> Your instructions:
Gather all lines with the word "Ксюша" in them.

________________

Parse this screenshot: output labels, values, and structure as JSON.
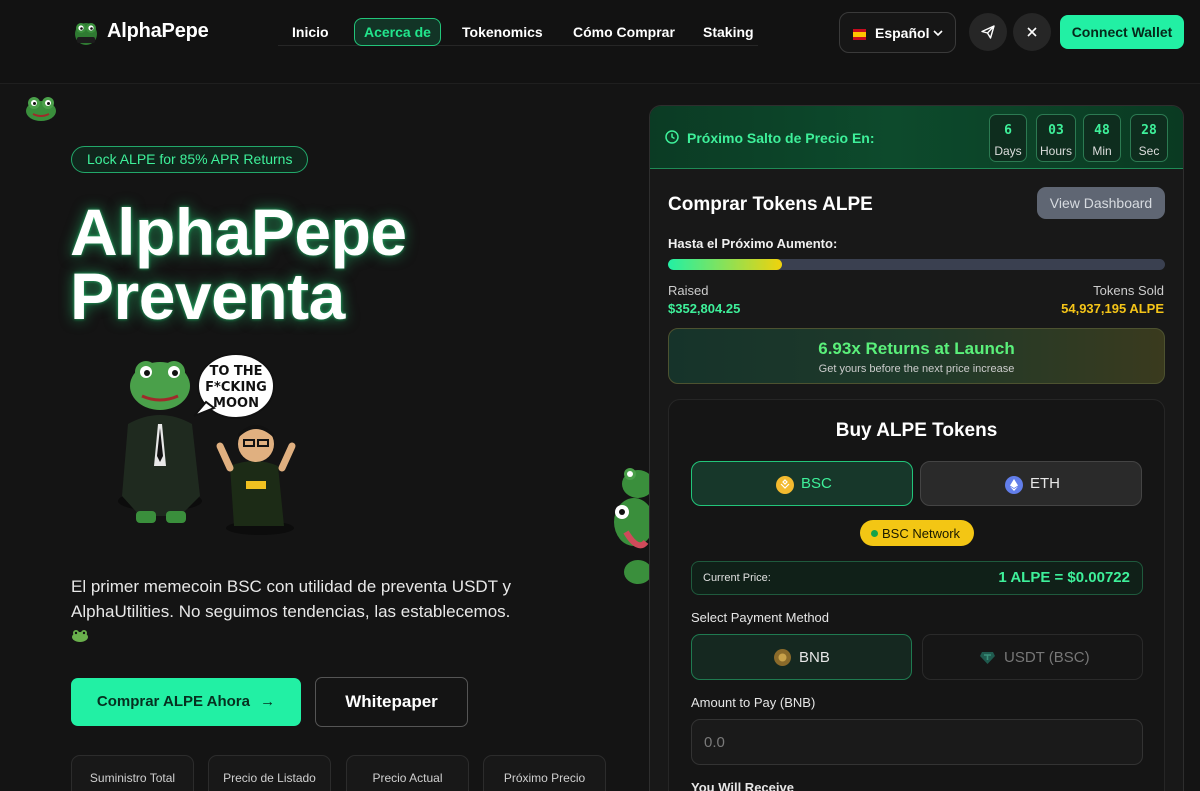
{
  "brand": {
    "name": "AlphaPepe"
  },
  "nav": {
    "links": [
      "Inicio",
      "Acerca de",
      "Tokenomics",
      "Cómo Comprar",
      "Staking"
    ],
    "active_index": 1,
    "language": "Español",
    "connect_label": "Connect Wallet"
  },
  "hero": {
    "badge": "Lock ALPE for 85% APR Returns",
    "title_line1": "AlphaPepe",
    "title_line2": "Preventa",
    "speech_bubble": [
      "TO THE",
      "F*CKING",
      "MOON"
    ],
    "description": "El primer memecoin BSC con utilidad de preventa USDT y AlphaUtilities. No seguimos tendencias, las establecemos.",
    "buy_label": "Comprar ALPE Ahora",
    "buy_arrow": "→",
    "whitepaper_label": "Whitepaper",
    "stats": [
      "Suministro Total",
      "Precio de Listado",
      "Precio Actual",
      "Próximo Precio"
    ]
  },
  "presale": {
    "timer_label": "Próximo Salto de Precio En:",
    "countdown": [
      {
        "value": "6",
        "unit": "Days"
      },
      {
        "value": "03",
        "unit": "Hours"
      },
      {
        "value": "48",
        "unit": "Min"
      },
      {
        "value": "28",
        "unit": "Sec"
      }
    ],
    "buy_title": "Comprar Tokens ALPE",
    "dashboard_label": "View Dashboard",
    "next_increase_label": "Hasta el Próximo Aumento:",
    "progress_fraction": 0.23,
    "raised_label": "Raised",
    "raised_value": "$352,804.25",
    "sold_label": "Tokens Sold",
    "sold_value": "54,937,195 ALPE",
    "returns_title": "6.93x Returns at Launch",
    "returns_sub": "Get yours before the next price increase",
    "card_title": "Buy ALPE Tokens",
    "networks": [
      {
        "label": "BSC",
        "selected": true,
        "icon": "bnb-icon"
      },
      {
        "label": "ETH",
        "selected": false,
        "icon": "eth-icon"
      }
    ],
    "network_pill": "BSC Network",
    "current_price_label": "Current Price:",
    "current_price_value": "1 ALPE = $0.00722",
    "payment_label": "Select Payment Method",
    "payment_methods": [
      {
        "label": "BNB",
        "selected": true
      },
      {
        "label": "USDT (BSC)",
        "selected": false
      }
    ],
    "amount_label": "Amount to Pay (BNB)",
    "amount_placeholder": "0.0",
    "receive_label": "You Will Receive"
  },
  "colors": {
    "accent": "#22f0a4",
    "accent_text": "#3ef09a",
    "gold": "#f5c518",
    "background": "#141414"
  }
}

________________

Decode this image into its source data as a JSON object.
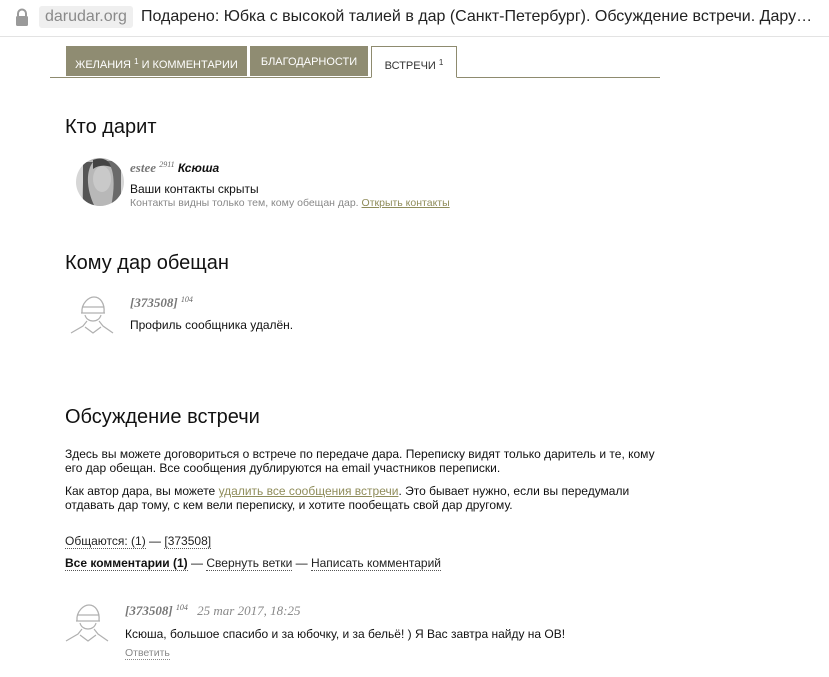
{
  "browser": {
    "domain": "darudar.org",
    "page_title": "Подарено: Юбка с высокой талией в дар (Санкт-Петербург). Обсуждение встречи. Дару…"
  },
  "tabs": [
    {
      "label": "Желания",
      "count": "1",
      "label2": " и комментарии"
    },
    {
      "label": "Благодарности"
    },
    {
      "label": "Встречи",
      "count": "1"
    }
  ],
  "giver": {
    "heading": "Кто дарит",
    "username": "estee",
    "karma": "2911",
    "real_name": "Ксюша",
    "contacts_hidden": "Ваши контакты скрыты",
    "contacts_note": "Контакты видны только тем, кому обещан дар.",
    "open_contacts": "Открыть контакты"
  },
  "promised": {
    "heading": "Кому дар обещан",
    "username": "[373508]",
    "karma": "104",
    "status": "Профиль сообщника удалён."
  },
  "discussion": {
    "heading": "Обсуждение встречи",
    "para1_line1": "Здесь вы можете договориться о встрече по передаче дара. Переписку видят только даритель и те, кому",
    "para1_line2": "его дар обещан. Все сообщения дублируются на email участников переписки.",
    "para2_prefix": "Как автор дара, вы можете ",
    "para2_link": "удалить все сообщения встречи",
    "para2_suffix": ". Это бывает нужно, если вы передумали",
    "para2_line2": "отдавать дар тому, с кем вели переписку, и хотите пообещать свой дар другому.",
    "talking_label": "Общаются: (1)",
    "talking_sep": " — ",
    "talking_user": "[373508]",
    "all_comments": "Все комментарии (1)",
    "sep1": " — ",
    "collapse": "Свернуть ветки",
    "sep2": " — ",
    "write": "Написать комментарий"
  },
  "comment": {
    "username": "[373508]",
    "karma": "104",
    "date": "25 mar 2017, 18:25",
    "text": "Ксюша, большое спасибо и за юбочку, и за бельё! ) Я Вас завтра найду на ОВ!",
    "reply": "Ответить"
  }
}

________________

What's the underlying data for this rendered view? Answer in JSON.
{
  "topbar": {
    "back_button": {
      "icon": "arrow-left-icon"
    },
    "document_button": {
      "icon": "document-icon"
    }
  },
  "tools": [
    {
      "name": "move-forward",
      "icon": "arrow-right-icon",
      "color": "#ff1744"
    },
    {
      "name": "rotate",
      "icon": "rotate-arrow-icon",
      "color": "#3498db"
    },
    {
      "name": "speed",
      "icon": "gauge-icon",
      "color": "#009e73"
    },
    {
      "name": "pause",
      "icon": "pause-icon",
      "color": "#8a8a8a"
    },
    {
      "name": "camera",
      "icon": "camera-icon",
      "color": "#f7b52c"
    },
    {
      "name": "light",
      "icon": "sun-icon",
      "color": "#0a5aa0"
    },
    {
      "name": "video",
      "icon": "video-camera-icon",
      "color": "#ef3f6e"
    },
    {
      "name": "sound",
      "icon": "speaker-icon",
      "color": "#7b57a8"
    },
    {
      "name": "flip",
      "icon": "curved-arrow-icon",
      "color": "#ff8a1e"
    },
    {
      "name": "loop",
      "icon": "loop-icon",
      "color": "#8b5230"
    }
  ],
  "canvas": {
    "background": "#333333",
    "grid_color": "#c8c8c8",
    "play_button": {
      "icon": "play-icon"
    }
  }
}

________________

> The response:
    "real_name": "Ксюша",
    "text": "Ксюша, большое спасибо и за юбочку, и за бельё! ) Я Вас завтра найду на ОВ!",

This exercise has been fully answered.